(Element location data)

++++++++++

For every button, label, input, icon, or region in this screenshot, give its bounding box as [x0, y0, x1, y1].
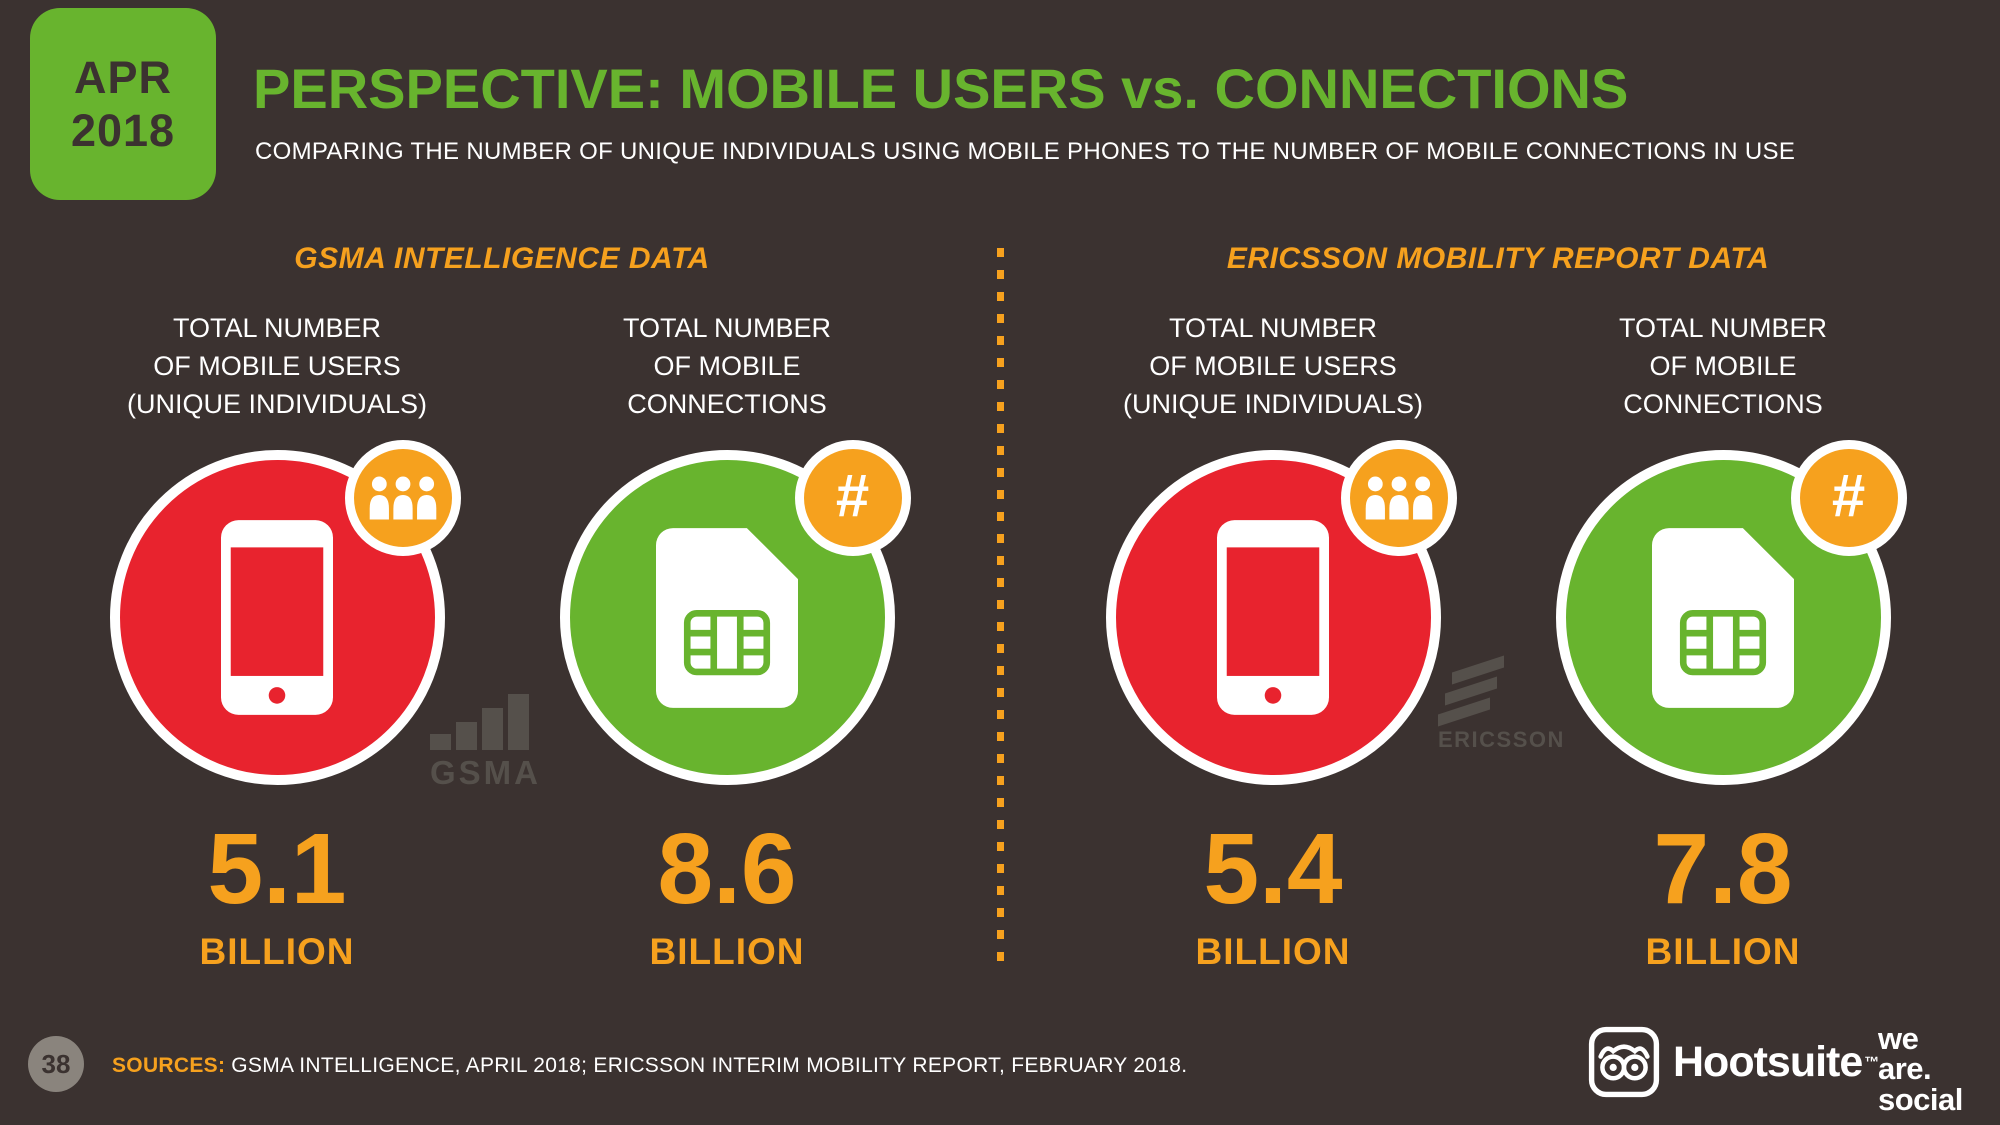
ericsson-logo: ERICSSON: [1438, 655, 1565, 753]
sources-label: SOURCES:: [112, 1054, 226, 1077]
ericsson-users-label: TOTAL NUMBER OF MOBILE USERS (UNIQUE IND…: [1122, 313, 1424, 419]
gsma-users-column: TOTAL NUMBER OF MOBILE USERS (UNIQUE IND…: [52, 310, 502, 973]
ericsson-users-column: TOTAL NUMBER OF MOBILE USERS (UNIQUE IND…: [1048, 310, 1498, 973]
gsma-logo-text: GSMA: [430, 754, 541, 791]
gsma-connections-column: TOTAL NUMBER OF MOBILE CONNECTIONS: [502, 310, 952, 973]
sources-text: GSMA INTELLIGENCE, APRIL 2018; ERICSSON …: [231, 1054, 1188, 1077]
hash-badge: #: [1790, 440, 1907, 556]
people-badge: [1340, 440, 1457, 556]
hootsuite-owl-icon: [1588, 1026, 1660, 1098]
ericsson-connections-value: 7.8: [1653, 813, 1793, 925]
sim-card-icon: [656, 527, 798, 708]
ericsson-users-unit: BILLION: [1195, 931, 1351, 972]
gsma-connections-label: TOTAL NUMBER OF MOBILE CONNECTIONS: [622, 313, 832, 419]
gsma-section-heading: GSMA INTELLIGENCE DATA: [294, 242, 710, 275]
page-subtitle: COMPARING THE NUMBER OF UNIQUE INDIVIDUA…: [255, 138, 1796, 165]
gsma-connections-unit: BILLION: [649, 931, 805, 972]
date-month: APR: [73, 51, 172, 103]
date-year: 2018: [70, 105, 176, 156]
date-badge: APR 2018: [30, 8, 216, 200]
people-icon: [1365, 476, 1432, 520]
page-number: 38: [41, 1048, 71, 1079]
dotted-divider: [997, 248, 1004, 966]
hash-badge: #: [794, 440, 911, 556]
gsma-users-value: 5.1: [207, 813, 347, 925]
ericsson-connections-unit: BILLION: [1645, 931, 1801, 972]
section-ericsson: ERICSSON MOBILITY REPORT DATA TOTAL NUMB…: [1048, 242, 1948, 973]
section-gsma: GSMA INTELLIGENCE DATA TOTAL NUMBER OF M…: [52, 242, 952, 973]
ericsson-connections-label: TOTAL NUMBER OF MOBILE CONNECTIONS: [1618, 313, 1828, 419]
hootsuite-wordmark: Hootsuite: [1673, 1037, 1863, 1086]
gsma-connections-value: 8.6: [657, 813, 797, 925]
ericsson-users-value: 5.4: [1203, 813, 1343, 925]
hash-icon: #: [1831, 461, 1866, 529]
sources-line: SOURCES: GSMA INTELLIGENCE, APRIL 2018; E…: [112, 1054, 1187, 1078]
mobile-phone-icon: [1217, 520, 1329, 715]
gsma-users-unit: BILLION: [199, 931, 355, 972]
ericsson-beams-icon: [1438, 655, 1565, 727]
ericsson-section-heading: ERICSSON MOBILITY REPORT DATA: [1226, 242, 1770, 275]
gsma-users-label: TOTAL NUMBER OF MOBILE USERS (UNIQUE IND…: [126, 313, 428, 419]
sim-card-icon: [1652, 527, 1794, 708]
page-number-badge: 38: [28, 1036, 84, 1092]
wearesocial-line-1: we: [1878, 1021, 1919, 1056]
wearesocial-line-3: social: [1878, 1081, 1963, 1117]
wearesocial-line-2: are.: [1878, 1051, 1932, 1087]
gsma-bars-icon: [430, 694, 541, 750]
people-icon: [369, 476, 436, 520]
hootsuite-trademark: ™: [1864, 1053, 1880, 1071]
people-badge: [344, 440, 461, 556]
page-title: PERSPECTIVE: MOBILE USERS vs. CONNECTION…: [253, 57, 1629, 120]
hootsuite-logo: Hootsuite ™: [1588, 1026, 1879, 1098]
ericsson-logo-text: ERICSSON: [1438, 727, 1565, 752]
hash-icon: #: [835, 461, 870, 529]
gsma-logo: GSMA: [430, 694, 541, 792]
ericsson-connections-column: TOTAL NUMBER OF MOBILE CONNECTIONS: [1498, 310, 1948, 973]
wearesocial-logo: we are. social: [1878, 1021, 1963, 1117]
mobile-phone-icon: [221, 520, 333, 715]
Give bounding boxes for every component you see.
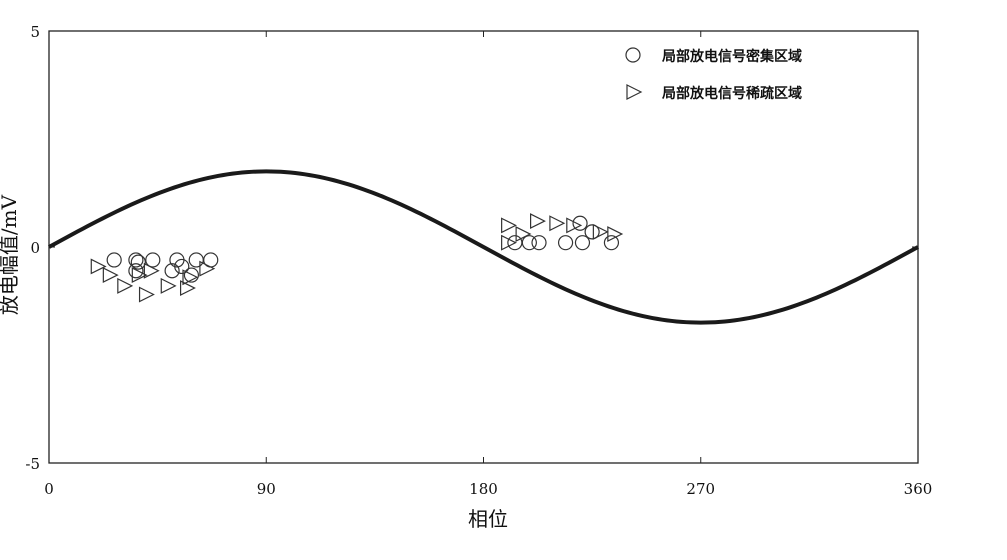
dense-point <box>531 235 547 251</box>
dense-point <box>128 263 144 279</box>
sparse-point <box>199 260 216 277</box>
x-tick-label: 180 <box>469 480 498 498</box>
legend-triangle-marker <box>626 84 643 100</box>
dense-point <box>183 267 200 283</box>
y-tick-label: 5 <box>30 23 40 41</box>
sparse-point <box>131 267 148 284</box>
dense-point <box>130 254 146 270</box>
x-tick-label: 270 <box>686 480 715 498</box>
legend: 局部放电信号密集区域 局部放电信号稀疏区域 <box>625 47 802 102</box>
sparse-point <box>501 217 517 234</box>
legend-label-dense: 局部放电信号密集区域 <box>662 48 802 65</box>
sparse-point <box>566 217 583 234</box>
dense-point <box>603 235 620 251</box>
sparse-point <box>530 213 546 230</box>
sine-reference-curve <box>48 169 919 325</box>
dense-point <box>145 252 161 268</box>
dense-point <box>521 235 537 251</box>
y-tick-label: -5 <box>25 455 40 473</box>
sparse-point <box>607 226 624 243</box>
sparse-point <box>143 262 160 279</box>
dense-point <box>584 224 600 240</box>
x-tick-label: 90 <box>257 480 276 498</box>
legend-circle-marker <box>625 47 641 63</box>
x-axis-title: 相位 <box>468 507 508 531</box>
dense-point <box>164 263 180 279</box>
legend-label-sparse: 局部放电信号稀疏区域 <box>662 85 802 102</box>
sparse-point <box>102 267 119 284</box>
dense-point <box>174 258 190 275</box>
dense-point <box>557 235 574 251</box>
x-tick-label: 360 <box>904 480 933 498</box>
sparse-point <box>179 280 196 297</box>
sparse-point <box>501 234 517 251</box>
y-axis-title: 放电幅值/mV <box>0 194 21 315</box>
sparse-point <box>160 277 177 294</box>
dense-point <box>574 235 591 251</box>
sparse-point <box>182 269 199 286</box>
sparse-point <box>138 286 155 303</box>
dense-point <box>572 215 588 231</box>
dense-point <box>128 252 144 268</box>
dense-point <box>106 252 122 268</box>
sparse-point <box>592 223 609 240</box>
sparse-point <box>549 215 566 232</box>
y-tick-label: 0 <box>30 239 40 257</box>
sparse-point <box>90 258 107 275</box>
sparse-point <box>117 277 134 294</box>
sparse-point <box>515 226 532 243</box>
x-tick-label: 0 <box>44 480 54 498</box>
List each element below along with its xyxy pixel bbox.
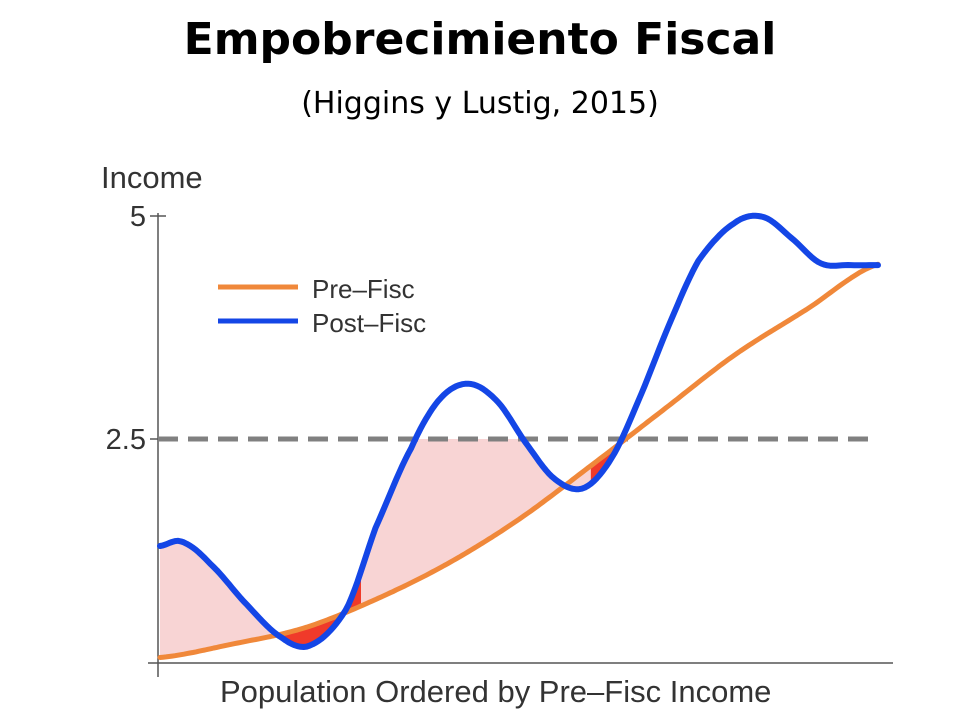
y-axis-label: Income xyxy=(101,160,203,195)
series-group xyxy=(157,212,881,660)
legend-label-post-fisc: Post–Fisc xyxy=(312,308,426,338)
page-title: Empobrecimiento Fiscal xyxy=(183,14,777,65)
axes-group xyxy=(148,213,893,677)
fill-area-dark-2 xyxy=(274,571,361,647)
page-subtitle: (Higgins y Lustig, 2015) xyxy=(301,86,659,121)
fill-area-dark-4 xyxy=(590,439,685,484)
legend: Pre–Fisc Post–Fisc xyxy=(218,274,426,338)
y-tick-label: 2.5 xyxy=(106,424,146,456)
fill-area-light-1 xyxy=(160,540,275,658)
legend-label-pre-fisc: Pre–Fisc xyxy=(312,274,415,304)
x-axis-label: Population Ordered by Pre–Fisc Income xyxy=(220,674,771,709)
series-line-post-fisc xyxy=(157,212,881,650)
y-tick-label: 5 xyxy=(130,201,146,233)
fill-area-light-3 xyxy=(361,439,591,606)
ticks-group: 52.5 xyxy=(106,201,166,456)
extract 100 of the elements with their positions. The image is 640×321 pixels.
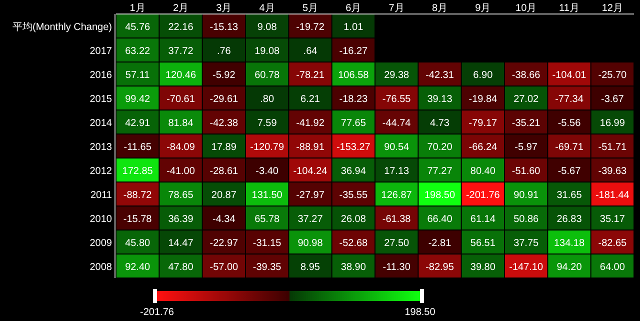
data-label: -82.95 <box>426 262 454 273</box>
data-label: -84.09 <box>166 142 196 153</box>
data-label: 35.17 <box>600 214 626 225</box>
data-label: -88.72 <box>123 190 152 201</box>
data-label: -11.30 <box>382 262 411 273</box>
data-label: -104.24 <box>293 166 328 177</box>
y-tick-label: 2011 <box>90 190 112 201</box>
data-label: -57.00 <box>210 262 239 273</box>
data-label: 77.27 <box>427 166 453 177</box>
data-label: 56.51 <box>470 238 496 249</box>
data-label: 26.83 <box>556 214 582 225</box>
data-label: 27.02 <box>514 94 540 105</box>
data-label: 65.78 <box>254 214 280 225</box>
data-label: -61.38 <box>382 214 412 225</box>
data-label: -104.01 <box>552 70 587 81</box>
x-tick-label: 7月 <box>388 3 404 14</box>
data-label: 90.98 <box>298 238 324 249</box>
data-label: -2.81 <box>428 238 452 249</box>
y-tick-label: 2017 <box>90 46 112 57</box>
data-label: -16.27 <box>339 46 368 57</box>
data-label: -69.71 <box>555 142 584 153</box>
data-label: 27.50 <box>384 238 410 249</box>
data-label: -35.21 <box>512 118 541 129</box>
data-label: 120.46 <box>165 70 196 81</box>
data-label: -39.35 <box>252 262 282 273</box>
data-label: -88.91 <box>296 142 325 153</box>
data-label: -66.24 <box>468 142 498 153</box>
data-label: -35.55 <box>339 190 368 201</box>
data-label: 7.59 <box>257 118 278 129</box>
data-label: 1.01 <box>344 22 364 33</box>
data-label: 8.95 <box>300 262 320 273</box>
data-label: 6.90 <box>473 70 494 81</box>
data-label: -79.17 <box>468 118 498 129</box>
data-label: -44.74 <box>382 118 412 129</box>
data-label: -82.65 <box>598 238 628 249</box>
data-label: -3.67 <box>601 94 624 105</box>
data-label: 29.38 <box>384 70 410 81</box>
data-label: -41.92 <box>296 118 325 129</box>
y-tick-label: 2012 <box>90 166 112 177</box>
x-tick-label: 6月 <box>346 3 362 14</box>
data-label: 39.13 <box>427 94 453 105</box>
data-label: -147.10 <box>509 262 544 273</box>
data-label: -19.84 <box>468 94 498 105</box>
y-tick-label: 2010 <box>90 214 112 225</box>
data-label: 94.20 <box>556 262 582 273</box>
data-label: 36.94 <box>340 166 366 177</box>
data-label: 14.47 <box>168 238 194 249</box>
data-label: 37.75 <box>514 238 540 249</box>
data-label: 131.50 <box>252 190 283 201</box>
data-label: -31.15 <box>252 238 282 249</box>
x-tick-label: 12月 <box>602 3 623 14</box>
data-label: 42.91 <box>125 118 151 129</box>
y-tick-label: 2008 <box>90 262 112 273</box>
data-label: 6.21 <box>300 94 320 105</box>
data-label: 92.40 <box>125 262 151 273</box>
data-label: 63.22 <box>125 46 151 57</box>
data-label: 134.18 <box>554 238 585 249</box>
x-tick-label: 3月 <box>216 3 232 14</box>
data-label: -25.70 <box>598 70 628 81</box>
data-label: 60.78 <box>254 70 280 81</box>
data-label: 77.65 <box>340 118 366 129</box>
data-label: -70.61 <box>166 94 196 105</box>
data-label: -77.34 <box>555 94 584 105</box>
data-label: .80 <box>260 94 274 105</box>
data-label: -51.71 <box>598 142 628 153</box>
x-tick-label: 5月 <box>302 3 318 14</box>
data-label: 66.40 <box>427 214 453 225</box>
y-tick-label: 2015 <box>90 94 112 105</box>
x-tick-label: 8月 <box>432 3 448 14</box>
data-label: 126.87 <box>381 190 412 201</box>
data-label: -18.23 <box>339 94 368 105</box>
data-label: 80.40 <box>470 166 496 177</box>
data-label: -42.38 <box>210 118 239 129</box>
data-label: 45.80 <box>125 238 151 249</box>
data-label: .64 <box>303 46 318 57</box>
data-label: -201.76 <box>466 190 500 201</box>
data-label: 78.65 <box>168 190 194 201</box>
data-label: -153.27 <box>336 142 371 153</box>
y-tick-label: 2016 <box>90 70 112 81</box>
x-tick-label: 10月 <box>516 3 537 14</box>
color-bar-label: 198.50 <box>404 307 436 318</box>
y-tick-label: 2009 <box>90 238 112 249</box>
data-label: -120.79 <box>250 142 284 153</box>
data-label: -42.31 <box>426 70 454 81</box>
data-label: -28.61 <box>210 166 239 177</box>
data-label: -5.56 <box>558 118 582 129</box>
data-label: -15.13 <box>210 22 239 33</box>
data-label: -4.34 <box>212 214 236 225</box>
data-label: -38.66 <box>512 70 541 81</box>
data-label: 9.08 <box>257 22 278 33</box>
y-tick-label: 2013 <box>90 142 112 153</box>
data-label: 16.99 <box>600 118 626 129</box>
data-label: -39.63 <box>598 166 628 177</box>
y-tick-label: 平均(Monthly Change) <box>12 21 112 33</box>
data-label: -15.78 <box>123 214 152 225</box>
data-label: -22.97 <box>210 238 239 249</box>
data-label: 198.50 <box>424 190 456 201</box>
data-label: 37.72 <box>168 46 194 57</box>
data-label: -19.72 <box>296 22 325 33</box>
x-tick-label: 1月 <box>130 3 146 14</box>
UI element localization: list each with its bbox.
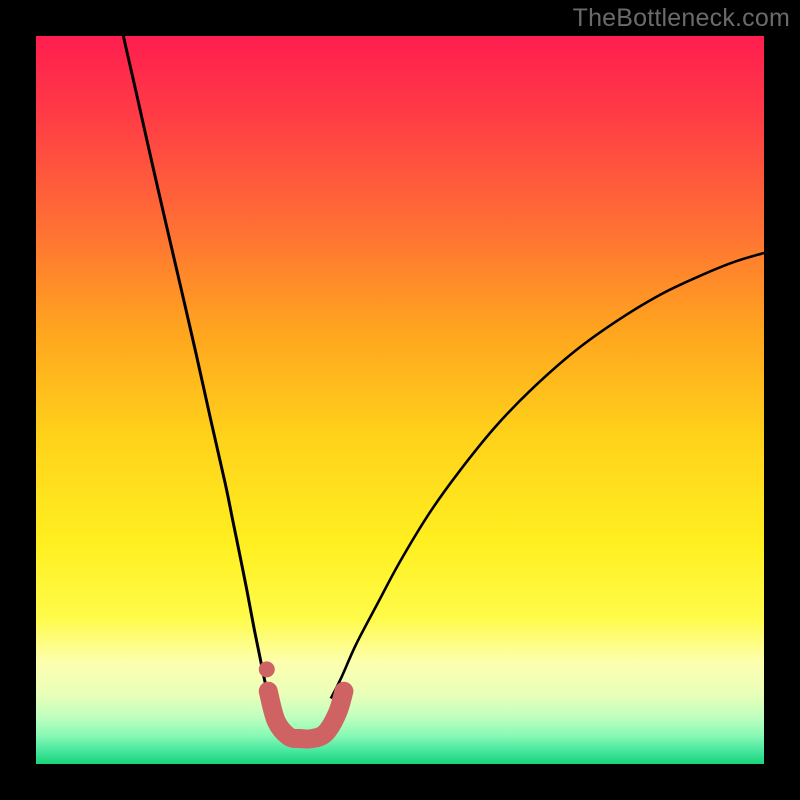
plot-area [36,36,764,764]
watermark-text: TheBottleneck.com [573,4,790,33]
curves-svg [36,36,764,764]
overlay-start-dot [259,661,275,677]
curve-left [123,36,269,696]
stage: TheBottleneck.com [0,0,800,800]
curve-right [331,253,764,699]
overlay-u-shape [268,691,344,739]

++++++++++

▶ [PROBLEM TO SOLVE]: Convert everything from the line containing "data-label: -82.95 <box>426 262 454 273</box>" down to the line containing "data-label: -104.01 <box>552 70 587 81</box>", both included, into a Markdown table with the columns "Number" and "Text". Give each line its own row and leave out any blank lines.

▶ [TASK SOLUTION]:
| Number | Text |
|---|---|
| 1 | data-label: -82.95 <box>426 262 454 273</box> |
| 2 | data-label: -84.09 <box>166 142 196 153</box> |
| 3 | data-label: 35.17 <box>600 214 626 225</box> |
| 4 | data-label: -88.72 <box>123 190 152 201</box> |
| 5 | data-label: -11.30 <box>382 262 411 273</box> |
| 6 | data-label: -104.24 <box>293 166 328 177</box> |
| 7 | y-tick-label: 2011 <box>90 190 112 201</box> |
| 8 | data-label: -57.00 <box>210 262 239 273</box> |
| 9 | data-label: 77.27 <box>427 166 453 177</box> |
| 10 | data-label: 56.51 <box>470 238 496 249</box> |
| 11 | data-label: 26.83 <box>556 214 582 225</box> |
| 12 | data-label: 27.02 <box>514 94 540 105</box> |
| 13 | data-label: 65.78 <box>254 214 280 225</box> |
| 14 | data-label: -61.38 <box>382 214 412 225</box> |
| 15 | data-label: -104.01 <box>552 70 587 81</box> |